Items from a figure collection
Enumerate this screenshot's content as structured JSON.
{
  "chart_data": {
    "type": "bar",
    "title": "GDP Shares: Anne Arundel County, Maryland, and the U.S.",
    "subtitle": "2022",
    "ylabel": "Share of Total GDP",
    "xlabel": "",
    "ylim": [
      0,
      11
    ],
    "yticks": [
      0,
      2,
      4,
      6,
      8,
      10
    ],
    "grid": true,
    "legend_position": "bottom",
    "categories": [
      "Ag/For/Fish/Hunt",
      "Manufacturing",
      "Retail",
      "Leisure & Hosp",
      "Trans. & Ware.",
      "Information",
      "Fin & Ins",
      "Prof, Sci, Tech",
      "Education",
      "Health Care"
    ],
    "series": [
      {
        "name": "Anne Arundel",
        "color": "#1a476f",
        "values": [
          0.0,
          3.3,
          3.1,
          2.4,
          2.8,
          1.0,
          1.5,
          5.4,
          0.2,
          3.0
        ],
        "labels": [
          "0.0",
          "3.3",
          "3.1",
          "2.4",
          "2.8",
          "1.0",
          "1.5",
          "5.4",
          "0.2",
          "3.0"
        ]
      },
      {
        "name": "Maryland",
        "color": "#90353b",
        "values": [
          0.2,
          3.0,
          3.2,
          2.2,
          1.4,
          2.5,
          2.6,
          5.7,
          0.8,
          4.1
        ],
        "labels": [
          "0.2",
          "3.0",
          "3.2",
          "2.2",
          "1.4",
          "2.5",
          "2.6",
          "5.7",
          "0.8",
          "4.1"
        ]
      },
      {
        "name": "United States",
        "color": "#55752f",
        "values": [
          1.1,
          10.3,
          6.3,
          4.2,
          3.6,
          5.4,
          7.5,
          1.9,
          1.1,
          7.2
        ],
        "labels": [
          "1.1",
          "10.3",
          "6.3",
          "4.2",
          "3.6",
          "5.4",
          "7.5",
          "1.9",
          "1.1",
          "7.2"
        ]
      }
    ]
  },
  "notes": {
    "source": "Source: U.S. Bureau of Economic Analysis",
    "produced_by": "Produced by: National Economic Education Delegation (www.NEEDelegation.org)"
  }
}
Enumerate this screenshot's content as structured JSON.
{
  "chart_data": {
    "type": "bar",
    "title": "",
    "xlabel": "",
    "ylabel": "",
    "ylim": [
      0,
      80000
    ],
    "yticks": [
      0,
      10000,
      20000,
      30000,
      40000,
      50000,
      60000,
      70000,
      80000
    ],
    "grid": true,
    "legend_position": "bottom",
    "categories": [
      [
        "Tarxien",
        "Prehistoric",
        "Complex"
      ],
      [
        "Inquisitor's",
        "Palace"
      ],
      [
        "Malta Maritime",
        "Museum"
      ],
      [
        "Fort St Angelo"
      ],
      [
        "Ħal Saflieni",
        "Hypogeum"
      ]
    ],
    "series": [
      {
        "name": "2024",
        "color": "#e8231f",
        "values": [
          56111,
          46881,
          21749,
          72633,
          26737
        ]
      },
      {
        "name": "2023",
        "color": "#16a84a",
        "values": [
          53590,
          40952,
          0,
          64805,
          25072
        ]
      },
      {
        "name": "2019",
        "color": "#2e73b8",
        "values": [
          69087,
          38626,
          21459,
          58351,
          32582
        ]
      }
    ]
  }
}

Work instructions: Retype every record above exactly as it appears.

Expected answer:
Enumerate this screenshot's content as structured JSON.
{
  "chart_data": {
    "type": "bar",
    "title": "GDP Shares: Anne Arundel County, Maryland, and the U.S.",
    "subtitle": "2022",
    "ylabel": "Share of Total GDP",
    "xlabel": "",
    "ylim": [
      0,
      11
    ],
    "yticks": [
      0,
      2,
      4,
      6,
      8,
      10
    ],
    "grid": true,
    "legend_position": "bottom",
    "categories": [
      "Ag/For/Fish/Hunt",
      "Manufacturing",
      "Retail",
      "Leisure & Hosp",
      "Trans. & Ware.",
      "Information",
      "Fin & Ins",
      "Prof, Sci, Tech",
      "Education",
      "Health Care"
    ],
    "series": [
      {
        "name": "Anne Arundel",
        "color": "#1a476f",
        "values": [
          0.0,
          3.3,
          3.1,
          2.4,
          2.8,
          1.0,
          1.5,
          5.4,
          0.2,
          3.0
        ],
        "labels": [
          "0.0",
          "3.3",
          "3.1",
          "2.4",
          "2.8",
          "1.0",
          "1.5",
          "5.4",
          "0.2",
          "3.0"
        ]
      },
      {
        "name": "Maryland",
        "color": "#90353b",
        "values": [
          0.2,
          3.0,
          3.2,
          2.2,
          1.4,
          2.5,
          2.6,
          5.7,
          0.8,
          4.1
        ],
        "labels": [
          "0.2",
          "3.0",
          "3.2",
          "2.2",
          "1.4",
          "2.5",
          "2.6",
          "5.7",
          "0.8",
          "4.1"
        ]
      },
      {
        "name": "United States",
        "color": "#55752f",
        "values": [
          1.1,
          10.3,
          6.3,
          4.2,
          3.6,
          5.4,
          7.5,
          1.9,
          1.1,
          7.2
        ],
        "labels": [
          "1.1",
          "10.3",
          "6.3",
          "4.2",
          "3.6",
          "5.4",
          "7.5",
          "1.9",
          "1.1",
          "7.2"
        ]
      }
    ]
  },
  "notes": {
    "source": "Source: U.S. Bureau of Economic Analysis",
    "produced_by": "Produced by: National Economic Education Delegation (www.NEEDelegation.org)"
  }
}
Enumerate this screenshot's content as structured JSON.
{
  "chart_data": {
    "type": "bar",
    "title": "",
    "xlabel": "",
    "ylabel": "",
    "ylim": [
      0,
      80000
    ],
    "yticks": [
      0,
      10000,
      20000,
      30000,
      40000,
      50000,
      60000,
      70000,
      80000
    ],
    "grid": true,
    "legend_position": "bottom",
    "categories": [
      [
        "Tarxien",
        "Prehistoric",
        "Complex"
      ],
      [
        "Inquisitor's",
        "Palace"
      ],
      [
        "Malta Maritime",
        "Museum"
      ],
      [
        "Fort St Angelo"
      ],
      [
        "Ħal Saflieni",
        "Hypogeum"
      ]
    ],
    "series": [
      {
        "name": "2024",
        "color": "#e8231f",
        "values": [
          56111,
          46881,
          21749,
          72633,
          26737
        ]
      },
      {
        "name": "2023",
        "color": "#16a84a",
        "values": [
          53590,
          40952,
          0,
          64805,
          25072
        ]
      },
      {
        "name": "2019",
        "color": "#2e73b8",
        "values": [
          69087,
          38626,
          21459,
          58351,
          32582
        ]
      }
    ]
  }
}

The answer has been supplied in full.